## PROVIDED ENTRIES
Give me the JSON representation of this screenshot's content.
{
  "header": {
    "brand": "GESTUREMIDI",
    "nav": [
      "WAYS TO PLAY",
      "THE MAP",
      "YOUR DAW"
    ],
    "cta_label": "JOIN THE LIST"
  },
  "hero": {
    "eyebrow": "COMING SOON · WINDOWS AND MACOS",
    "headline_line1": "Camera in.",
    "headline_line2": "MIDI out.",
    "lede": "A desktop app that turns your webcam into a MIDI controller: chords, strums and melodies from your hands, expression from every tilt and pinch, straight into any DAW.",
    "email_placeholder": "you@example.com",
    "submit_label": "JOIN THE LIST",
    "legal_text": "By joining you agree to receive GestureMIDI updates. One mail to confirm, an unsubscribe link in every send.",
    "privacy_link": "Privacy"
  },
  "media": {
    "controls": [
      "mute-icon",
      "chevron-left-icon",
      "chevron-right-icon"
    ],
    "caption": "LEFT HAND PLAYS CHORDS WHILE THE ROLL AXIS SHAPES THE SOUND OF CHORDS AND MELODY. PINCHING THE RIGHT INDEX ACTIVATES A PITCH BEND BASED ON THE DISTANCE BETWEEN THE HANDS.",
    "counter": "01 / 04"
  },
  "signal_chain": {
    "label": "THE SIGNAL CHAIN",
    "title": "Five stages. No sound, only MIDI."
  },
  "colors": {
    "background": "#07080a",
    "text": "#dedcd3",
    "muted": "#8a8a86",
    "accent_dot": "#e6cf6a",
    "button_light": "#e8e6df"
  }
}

## THE TASK
Return all of the entries exactly as written.

## EXERCISE OUTPUT
Give me the JSON representation of this screenshot's content.
{
  "header": {
    "brand": "GESTUREMIDI",
    "nav": [
      "WAYS TO PLAY",
      "THE MAP",
      "YOUR DAW"
    ],
    "cta_label": "JOIN THE LIST"
  },
  "hero": {
    "eyebrow": "COMING SOON · WINDOWS AND MACOS",
    "headline_line1": "Camera in.",
    "headline_line2": "MIDI out.",
    "lede": "A desktop app that turns your webcam into a MIDI controller: chords, strums and melodies from your hands, expression from every tilt and pinch, straight into any DAW.",
    "email_placeholder": "you@example.com",
    "submit_label": "JOIN THE LIST",
    "legal_text": "By joining you agree to receive GestureMIDI updates. One mail to confirm, an unsubscribe link in every send.",
    "privacy_link": "Privacy"
  },
  "media": {
    "controls": [
      "mute-icon",
      "chevron-left-icon",
      "chevron-right-icon"
    ],
    "caption": "LEFT HAND PLAYS CHORDS WHILE THE ROLL AXIS SHAPES THE SOUND OF CHORDS AND MELODY. PINCHING THE RIGHT INDEX ACTIVATES A PITCH BEND BASED ON THE DISTANCE BETWEEN THE HANDS.",
    "counter": "01 / 04"
  },
  "signal_chain": {
    "label": "THE SIGNAL CHAIN",
    "title": "Five stages. No sound, only MIDI."
  },
  "colors": {
    "background": "#07080a",
    "text": "#dedcd3",
    "muted": "#8a8a86",
    "accent_dot": "#e6cf6a",
    "button_light": "#e8e6df"
  }
}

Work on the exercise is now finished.